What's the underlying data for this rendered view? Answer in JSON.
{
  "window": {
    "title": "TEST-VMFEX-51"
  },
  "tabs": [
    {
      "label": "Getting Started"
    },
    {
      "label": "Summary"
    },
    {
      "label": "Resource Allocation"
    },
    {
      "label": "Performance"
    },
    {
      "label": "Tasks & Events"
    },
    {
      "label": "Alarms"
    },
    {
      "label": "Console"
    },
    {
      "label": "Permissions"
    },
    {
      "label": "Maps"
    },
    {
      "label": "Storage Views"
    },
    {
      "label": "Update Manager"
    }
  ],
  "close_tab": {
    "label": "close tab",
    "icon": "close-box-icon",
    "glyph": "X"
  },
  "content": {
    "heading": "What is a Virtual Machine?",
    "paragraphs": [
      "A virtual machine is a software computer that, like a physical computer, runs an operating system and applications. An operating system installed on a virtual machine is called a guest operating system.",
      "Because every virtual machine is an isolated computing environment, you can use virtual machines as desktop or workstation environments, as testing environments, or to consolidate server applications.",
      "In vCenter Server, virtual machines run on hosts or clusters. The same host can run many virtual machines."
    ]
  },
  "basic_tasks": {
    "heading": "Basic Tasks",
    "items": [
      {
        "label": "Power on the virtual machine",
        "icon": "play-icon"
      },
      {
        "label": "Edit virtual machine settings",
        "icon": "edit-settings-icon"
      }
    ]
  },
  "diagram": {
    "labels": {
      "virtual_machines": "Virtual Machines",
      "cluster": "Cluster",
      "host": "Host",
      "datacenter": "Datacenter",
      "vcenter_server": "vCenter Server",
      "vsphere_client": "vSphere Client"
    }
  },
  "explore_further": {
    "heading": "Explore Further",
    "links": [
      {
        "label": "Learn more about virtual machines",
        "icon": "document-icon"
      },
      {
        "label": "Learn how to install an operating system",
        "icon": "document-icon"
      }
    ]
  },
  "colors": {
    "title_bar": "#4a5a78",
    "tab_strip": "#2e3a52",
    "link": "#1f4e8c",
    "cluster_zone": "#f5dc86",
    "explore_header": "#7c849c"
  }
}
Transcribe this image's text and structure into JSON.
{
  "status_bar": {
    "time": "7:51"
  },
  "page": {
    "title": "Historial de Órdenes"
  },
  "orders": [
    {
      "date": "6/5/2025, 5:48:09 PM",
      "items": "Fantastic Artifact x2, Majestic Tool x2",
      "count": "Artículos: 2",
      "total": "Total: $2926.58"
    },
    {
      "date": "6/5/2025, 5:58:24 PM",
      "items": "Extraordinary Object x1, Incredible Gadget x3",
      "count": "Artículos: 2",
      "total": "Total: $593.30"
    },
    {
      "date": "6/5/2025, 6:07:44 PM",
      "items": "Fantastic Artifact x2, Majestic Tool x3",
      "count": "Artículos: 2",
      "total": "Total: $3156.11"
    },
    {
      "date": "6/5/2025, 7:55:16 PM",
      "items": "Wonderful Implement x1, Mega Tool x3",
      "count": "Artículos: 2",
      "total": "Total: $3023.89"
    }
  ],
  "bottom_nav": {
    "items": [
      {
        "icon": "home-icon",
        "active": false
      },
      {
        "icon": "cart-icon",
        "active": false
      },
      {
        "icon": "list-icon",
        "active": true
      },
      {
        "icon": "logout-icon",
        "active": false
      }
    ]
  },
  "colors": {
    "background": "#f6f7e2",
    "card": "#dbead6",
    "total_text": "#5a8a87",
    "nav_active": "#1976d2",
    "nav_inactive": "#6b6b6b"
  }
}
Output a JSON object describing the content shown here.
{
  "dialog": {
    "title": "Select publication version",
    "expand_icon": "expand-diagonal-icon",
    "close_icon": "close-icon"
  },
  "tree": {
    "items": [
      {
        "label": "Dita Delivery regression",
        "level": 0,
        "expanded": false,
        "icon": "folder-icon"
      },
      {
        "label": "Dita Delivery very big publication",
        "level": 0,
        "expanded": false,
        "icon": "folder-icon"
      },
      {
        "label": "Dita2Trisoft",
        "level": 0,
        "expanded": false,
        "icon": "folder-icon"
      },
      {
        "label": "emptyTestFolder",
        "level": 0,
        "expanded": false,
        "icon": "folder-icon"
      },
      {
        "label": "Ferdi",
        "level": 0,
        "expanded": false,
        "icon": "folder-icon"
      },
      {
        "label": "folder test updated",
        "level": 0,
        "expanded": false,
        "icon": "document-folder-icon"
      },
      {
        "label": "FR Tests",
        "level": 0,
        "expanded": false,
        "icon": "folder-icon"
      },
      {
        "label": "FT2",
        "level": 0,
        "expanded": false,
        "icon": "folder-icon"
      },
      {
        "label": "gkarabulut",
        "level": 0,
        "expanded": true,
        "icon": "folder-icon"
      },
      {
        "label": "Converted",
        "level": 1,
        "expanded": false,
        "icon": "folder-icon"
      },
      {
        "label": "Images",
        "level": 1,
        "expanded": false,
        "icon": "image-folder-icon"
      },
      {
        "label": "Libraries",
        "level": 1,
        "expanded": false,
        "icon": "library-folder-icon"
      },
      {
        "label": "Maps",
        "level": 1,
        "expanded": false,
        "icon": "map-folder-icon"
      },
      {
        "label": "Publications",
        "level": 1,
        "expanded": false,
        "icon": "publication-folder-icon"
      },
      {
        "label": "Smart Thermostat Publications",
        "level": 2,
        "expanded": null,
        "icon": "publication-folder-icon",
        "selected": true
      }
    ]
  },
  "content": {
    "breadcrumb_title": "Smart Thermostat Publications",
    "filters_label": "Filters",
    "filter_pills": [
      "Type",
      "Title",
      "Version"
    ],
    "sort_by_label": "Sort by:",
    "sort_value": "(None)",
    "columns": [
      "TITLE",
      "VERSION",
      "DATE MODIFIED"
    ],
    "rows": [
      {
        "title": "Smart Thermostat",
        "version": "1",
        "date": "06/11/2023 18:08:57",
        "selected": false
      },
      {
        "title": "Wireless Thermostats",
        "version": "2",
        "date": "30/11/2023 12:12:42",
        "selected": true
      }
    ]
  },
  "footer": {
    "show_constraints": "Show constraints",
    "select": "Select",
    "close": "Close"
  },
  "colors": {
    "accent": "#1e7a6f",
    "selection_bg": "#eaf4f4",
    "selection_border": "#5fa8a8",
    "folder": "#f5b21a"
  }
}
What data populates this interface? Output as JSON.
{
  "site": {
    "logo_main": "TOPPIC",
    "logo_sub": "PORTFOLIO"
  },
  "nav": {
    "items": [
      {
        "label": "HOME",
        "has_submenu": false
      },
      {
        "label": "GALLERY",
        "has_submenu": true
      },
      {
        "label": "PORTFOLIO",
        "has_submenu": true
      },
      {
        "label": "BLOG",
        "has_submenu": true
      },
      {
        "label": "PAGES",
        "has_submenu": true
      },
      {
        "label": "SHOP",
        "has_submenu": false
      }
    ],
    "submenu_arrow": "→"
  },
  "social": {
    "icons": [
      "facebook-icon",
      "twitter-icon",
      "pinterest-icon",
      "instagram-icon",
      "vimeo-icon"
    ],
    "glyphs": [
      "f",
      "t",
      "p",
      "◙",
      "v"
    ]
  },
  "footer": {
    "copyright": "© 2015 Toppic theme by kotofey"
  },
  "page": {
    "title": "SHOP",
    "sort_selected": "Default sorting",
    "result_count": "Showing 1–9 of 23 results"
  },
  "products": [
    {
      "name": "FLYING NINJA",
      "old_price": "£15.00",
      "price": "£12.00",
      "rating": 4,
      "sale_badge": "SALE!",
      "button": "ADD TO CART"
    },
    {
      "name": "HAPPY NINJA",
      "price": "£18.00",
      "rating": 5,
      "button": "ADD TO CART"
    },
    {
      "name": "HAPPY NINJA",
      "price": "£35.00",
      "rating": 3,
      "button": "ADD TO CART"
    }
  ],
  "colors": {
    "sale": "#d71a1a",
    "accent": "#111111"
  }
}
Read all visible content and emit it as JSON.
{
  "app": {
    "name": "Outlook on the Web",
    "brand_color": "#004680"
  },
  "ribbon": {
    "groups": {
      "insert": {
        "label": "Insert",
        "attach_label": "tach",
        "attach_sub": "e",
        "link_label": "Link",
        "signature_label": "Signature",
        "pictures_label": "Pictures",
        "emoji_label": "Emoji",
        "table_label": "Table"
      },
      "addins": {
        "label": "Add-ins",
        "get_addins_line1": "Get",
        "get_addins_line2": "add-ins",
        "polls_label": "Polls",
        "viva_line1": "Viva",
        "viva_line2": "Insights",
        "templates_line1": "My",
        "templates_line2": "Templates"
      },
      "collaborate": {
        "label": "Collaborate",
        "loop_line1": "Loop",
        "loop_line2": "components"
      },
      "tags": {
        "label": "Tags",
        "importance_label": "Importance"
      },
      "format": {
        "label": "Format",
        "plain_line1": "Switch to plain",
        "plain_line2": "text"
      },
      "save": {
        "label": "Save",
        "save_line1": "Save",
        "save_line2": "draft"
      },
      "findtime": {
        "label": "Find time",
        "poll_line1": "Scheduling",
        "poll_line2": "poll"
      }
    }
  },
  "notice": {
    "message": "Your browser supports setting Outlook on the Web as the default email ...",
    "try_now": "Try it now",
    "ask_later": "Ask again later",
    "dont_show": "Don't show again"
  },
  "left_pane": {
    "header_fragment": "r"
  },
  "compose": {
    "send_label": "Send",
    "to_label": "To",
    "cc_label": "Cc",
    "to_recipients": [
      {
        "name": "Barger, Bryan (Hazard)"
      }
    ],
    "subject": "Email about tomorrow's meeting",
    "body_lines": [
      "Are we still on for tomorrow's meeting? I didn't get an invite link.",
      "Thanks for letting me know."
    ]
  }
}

- - - - - - -

Return the lines of the records that include the string "content".

* **Expected output**
  "content": {
Output a JSON object describing the content shown here.
  "content": {
Read all visible content and emit it as JSON.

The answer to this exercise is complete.